#### Dataset records
----

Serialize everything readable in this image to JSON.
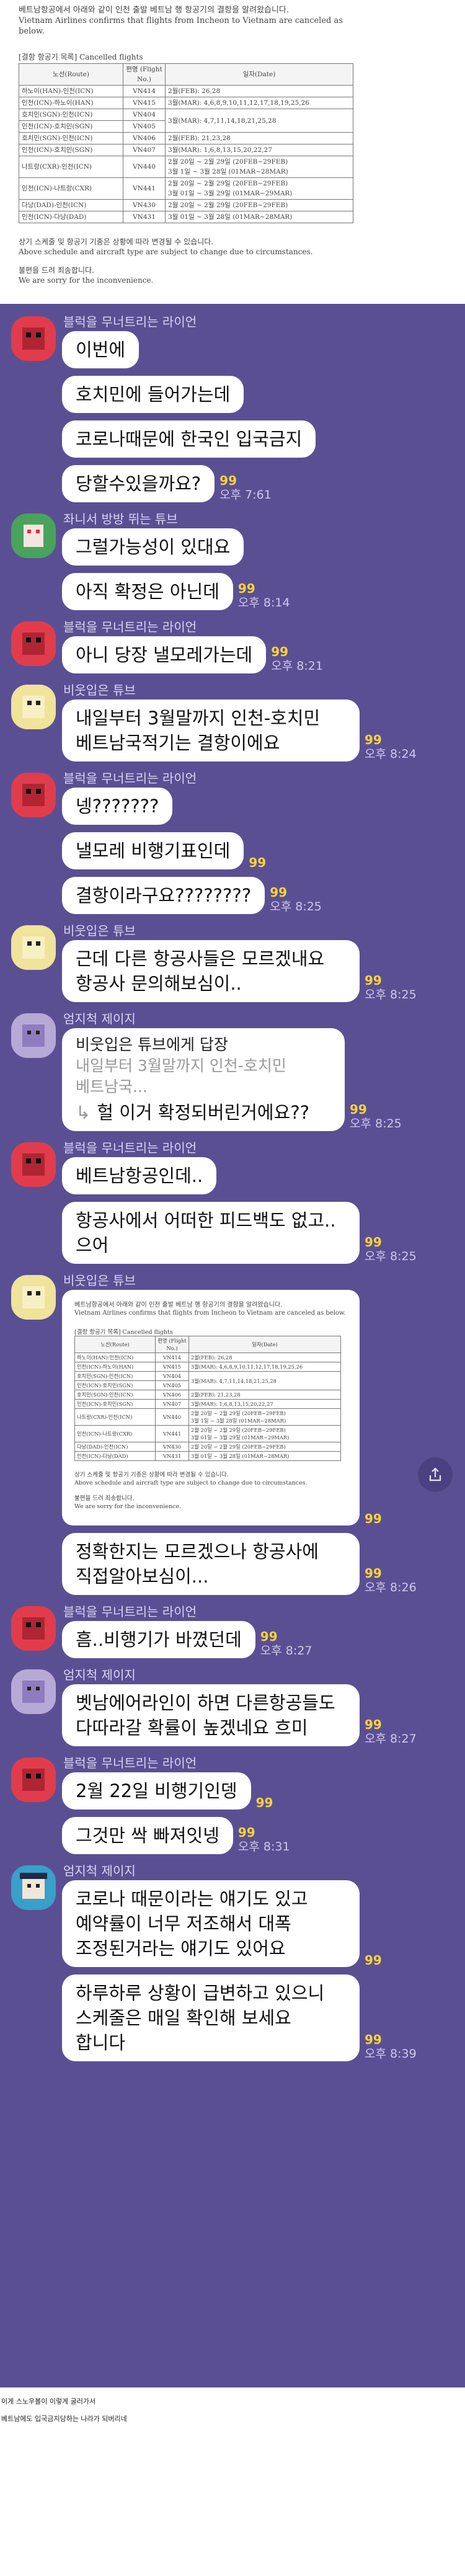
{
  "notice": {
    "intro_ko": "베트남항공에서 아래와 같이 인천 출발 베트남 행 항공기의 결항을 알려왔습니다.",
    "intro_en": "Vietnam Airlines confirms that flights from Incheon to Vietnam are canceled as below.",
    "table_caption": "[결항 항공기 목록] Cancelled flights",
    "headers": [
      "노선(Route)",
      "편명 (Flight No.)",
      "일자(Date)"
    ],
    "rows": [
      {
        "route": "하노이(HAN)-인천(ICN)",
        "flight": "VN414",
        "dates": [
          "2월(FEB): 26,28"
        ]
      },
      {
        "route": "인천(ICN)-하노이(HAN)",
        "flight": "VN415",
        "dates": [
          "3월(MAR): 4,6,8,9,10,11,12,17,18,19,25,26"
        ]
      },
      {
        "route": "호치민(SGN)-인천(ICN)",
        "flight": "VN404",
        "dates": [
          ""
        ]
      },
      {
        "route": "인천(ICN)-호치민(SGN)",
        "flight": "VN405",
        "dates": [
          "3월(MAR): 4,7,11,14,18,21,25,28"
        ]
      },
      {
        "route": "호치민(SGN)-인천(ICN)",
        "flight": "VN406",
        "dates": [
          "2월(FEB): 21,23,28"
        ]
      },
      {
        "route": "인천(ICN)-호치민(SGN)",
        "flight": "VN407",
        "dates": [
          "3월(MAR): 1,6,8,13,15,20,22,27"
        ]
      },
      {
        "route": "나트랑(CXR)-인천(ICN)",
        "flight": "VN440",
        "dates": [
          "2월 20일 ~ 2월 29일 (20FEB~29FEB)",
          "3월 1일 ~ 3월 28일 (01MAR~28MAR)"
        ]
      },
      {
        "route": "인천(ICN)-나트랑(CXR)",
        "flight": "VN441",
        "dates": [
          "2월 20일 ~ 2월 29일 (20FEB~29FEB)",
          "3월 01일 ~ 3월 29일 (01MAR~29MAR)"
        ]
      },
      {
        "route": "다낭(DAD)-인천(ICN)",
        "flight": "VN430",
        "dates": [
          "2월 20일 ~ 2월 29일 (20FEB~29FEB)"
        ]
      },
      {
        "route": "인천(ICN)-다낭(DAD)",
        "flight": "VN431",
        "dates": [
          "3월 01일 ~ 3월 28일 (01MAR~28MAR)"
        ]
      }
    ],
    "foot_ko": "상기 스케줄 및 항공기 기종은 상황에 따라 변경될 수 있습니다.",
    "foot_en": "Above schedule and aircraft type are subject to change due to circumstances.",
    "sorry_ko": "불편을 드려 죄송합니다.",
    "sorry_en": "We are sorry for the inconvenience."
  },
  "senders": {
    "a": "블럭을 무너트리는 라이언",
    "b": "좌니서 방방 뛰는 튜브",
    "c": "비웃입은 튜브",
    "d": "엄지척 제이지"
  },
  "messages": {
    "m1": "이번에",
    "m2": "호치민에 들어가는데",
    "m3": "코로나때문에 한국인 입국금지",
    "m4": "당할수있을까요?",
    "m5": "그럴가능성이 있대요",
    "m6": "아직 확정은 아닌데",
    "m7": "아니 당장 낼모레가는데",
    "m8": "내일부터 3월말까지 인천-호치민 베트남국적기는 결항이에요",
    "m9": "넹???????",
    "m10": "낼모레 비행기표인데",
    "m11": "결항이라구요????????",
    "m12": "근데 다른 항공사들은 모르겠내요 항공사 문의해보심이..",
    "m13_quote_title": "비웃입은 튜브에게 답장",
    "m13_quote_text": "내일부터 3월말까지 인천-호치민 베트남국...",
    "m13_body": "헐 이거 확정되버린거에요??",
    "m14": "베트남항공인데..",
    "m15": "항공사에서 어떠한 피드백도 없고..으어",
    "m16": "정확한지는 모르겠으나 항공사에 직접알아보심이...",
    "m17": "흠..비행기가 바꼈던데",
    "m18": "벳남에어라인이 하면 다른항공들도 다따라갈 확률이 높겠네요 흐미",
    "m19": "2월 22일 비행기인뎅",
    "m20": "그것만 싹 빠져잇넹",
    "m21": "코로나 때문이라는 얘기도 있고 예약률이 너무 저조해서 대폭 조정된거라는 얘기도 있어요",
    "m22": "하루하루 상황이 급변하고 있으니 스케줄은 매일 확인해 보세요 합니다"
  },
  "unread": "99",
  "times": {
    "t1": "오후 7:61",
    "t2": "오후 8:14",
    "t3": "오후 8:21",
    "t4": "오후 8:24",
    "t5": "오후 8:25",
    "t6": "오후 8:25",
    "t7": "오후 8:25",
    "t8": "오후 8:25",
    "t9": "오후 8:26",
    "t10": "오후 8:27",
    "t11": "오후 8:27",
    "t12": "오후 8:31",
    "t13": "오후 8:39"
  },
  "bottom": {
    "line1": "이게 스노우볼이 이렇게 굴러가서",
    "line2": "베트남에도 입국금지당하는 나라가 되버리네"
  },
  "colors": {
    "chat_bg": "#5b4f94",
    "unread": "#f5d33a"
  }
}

----

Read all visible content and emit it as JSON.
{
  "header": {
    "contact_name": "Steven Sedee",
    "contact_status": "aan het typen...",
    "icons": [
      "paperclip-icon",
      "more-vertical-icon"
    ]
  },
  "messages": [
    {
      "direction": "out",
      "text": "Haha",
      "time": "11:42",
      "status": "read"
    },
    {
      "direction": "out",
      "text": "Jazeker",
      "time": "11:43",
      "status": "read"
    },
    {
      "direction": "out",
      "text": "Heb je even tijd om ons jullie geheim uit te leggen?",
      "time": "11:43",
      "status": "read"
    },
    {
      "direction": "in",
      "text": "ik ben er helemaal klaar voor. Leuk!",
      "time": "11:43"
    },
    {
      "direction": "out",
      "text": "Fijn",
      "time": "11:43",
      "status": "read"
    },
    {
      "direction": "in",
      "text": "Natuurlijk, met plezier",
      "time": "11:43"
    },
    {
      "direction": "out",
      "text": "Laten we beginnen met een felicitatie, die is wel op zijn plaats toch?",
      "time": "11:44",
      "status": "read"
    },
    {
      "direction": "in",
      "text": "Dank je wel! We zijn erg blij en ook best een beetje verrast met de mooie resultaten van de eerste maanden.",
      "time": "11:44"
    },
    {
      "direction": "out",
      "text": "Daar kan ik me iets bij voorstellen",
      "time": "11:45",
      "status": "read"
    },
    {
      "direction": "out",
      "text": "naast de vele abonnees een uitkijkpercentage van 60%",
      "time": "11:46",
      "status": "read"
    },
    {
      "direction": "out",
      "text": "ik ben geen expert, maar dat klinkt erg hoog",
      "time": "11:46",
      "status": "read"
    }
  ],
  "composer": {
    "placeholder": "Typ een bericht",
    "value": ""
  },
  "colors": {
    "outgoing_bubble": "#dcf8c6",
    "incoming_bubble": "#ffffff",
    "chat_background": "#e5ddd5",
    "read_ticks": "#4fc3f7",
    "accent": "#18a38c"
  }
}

----

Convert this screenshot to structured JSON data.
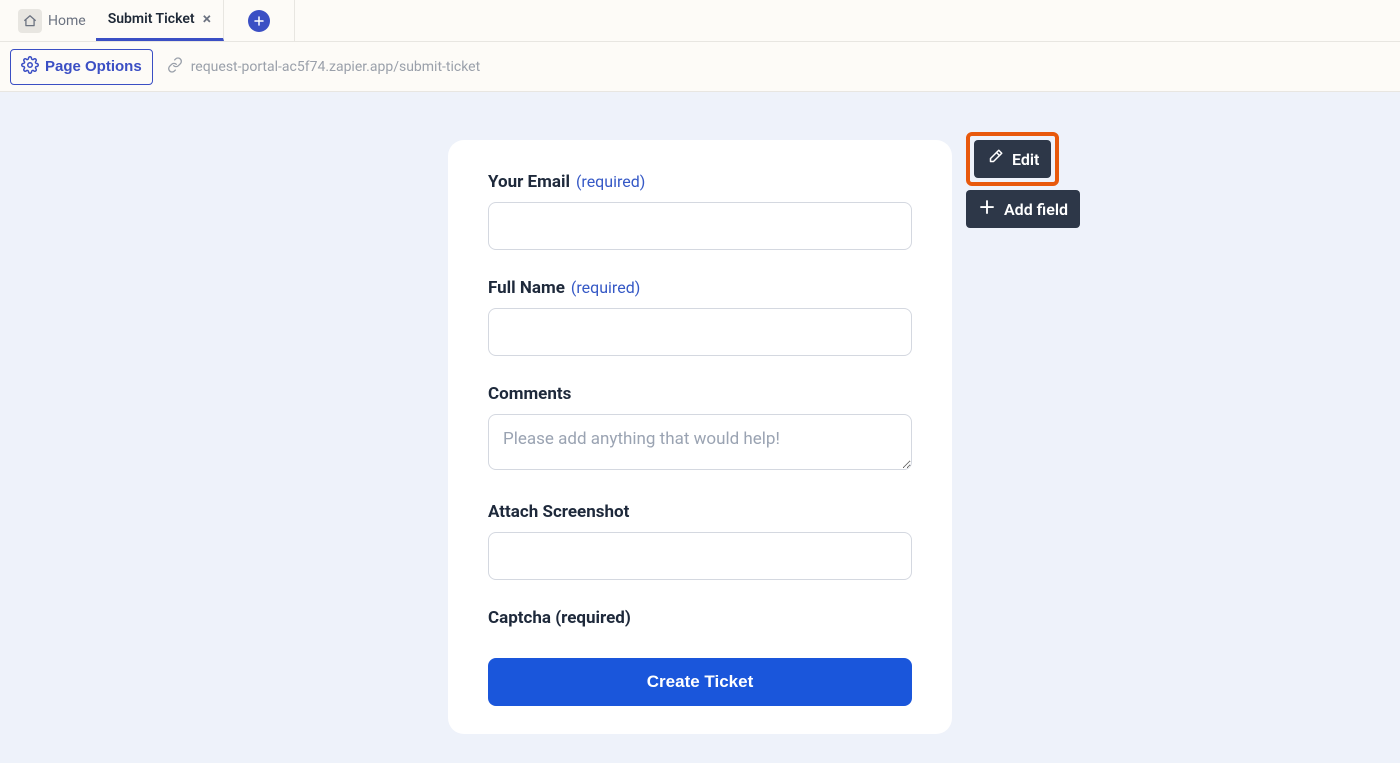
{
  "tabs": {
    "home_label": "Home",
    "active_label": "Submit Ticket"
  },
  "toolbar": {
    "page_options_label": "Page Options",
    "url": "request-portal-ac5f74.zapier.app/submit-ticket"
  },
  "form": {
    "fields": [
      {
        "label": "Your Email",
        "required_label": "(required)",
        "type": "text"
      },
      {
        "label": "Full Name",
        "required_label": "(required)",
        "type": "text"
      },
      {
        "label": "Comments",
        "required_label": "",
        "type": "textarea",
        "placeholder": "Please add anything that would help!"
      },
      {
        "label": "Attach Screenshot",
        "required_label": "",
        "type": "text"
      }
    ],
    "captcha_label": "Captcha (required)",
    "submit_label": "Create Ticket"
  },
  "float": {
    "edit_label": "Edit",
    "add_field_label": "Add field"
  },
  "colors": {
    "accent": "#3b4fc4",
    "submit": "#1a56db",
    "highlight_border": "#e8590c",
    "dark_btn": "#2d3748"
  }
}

----

#### Aim of the exercise
Select all lines with the word "내일부터" from the entries above.

#### Exercise response
    "m8": "내일부터 3월말까지 인천-호치민 베트남국적기는 결항이에요",
    "m13_quote_text": "내일부터 3월말까지 인천-호치민 베트남국...",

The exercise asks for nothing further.